Exercise details:
Print the entries that appear below, exactly as written and without their pictures.

Input records:

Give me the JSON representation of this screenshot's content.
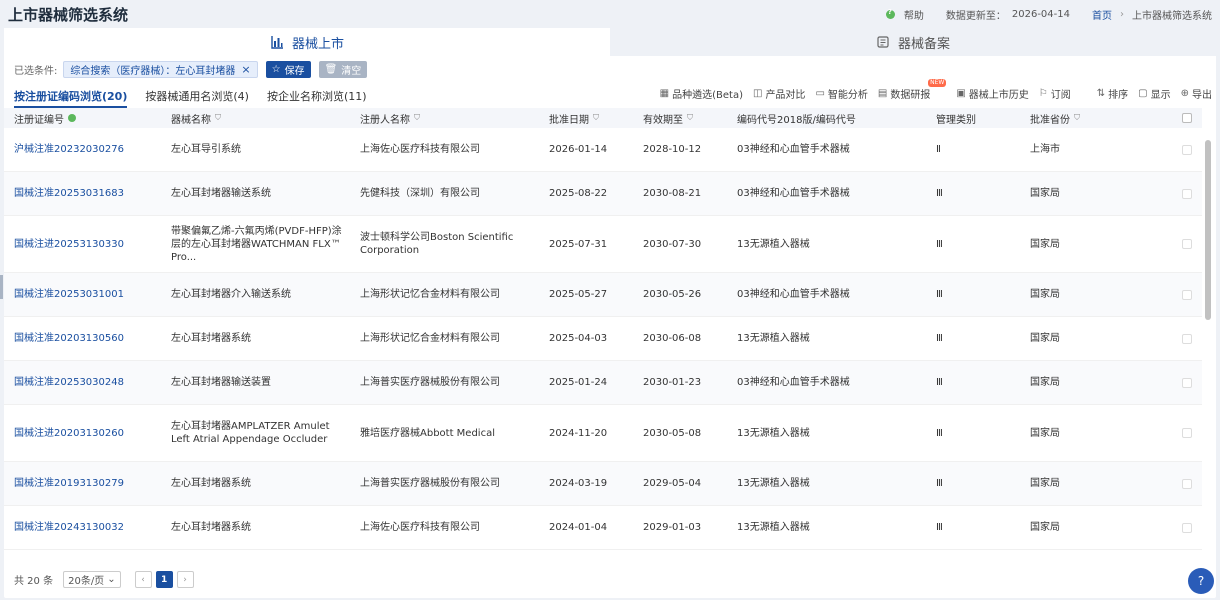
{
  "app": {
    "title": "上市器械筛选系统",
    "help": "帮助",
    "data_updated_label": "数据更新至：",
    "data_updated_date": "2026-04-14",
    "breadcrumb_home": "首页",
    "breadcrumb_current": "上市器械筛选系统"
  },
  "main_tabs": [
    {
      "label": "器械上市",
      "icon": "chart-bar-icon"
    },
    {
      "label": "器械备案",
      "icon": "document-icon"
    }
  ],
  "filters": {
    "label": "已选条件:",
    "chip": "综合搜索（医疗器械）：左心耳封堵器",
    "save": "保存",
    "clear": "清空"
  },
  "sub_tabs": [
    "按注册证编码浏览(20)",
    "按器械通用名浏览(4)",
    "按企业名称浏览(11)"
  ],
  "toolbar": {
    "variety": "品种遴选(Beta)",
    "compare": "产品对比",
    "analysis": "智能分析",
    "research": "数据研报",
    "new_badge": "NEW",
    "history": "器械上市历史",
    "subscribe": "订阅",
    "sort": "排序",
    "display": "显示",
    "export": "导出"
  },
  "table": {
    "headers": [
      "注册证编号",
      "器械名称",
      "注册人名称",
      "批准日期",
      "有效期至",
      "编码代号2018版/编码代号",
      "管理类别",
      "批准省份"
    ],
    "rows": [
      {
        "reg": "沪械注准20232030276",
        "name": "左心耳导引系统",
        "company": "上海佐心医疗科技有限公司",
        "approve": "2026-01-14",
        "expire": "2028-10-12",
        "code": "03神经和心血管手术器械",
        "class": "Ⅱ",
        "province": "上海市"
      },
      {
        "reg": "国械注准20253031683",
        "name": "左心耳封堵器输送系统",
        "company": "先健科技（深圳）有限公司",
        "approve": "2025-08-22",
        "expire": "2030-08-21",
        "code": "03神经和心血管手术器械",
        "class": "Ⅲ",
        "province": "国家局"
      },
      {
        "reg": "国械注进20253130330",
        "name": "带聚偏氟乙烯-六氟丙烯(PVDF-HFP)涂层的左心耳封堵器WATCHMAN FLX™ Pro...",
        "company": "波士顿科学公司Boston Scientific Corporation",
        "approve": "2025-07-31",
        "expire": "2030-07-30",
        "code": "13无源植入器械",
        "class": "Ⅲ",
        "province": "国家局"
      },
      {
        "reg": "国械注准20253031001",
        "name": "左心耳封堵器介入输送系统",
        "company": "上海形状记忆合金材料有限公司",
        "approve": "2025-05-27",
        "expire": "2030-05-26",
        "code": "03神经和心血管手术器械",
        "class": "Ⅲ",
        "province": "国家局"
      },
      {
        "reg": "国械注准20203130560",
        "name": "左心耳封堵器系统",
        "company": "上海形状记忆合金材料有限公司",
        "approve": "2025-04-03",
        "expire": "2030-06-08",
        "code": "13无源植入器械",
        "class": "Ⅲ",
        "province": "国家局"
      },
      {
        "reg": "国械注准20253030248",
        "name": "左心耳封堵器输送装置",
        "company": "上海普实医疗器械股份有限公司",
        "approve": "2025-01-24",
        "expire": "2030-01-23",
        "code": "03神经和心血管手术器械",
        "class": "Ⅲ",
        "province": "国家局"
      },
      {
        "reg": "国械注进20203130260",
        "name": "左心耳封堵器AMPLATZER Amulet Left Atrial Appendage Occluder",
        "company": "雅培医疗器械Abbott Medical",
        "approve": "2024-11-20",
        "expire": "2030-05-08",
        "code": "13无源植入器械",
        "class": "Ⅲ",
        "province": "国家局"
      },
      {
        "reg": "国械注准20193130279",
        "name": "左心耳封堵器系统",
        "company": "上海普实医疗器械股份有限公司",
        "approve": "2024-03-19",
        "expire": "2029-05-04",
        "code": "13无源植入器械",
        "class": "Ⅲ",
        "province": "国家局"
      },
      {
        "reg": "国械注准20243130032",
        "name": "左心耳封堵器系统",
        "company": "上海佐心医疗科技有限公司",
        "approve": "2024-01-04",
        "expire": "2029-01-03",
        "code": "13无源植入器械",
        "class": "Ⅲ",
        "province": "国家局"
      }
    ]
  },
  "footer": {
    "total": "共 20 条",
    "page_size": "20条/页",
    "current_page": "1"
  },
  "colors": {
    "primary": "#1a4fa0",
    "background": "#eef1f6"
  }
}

Solution to this exercise:
Give me the JSON representation of this screenshot's content.
{
  "app": {
    "title": "上市器械筛选系统",
    "help": "帮助",
    "data_updated_label": "数据更新至：",
    "data_updated_date": "2026-04-14",
    "breadcrumb_home": "首页",
    "breadcrumb_current": "上市器械筛选系统"
  },
  "main_tabs": [
    {
      "label": "器械上市",
      "icon": "chart-bar-icon"
    },
    {
      "label": "器械备案",
      "icon": "document-icon"
    }
  ],
  "filters": {
    "label": "已选条件:",
    "chip": "综合搜索（医疗器械）：左心耳封堵器",
    "save": "保存",
    "clear": "清空"
  },
  "sub_tabs": [
    "按注册证编码浏览(20)",
    "按器械通用名浏览(4)",
    "按企业名称浏览(11)"
  ],
  "toolbar": {
    "variety": "品种遴选(Beta)",
    "compare": "产品对比",
    "analysis": "智能分析",
    "research": "数据研报",
    "new_badge": "NEW",
    "history": "器械上市历史",
    "subscribe": "订阅",
    "sort": "排序",
    "display": "显示",
    "export": "导出"
  },
  "table": {
    "headers": [
      "注册证编号",
      "器械名称",
      "注册人名称",
      "批准日期",
      "有效期至",
      "编码代号2018版/编码代号",
      "管理类别",
      "批准省份"
    ],
    "rows": [
      {
        "reg": "沪械注准20232030276",
        "name": "左心耳导引系统",
        "company": "上海佐心医疗科技有限公司",
        "approve": "2026-01-14",
        "expire": "2028-10-12",
        "code": "03神经和心血管手术器械",
        "class": "Ⅱ",
        "province": "上海市"
      },
      {
        "reg": "国械注准20253031683",
        "name": "左心耳封堵器输送系统",
        "company": "先健科技（深圳）有限公司",
        "approve": "2025-08-22",
        "expire": "2030-08-21",
        "code": "03神经和心血管手术器械",
        "class": "Ⅲ",
        "province": "国家局"
      },
      {
        "reg": "国械注进20253130330",
        "name": "带聚偏氟乙烯-六氟丙烯(PVDF-HFP)涂层的左心耳封堵器WATCHMAN FLX™ Pro...",
        "company": "波士顿科学公司Boston Scientific Corporation",
        "approve": "2025-07-31",
        "expire": "2030-07-30",
        "code": "13无源植入器械",
        "class": "Ⅲ",
        "province": "国家局"
      },
      {
        "reg": "国械注准20253031001",
        "name": "左心耳封堵器介入输送系统",
        "company": "上海形状记忆合金材料有限公司",
        "approve": "2025-05-27",
        "expire": "2030-05-26",
        "code": "03神经和心血管手术器械",
        "class": "Ⅲ",
        "province": "国家局"
      },
      {
        "reg": "国械注准20203130560",
        "name": "左心耳封堵器系统",
        "company": "上海形状记忆合金材料有限公司",
        "approve": "2025-04-03",
        "expire": "2030-06-08",
        "code": "13无源植入器械",
        "class": "Ⅲ",
        "province": "国家局"
      },
      {
        "reg": "国械注准20253030248",
        "name": "左心耳封堵器输送装置",
        "company": "上海普实医疗器械股份有限公司",
        "approve": "2025-01-24",
        "expire": "2030-01-23",
        "code": "03神经和心血管手术器械",
        "class": "Ⅲ",
        "province": "国家局"
      },
      {
        "reg": "国械注进20203130260",
        "name": "左心耳封堵器AMPLATZER Amulet Left Atrial Appendage Occluder",
        "company": "雅培医疗器械Abbott Medical",
        "approve": "2024-11-20",
        "expire": "2030-05-08",
        "code": "13无源植入器械",
        "class": "Ⅲ",
        "province": "国家局"
      },
      {
        "reg": "国械注准20193130279",
        "name": "左心耳封堵器系统",
        "company": "上海普实医疗器械股份有限公司",
        "approve": "2024-03-19",
        "expire": "2029-05-04",
        "code": "13无源植入器械",
        "class": "Ⅲ",
        "province": "国家局"
      },
      {
        "reg": "国械注准20243130032",
        "name": "左心耳封堵器系统",
        "company": "上海佐心医疗科技有限公司",
        "approve": "2024-01-04",
        "expire": "2029-01-03",
        "code": "13无源植入器械",
        "class": "Ⅲ",
        "province": "国家局"
      }
    ]
  },
  "footer": {
    "total": "共 20 条",
    "page_size": "20条/页",
    "current_page": "1"
  },
  "colors": {
    "primary": "#1a4fa0",
    "background": "#eef1f6"
  }
}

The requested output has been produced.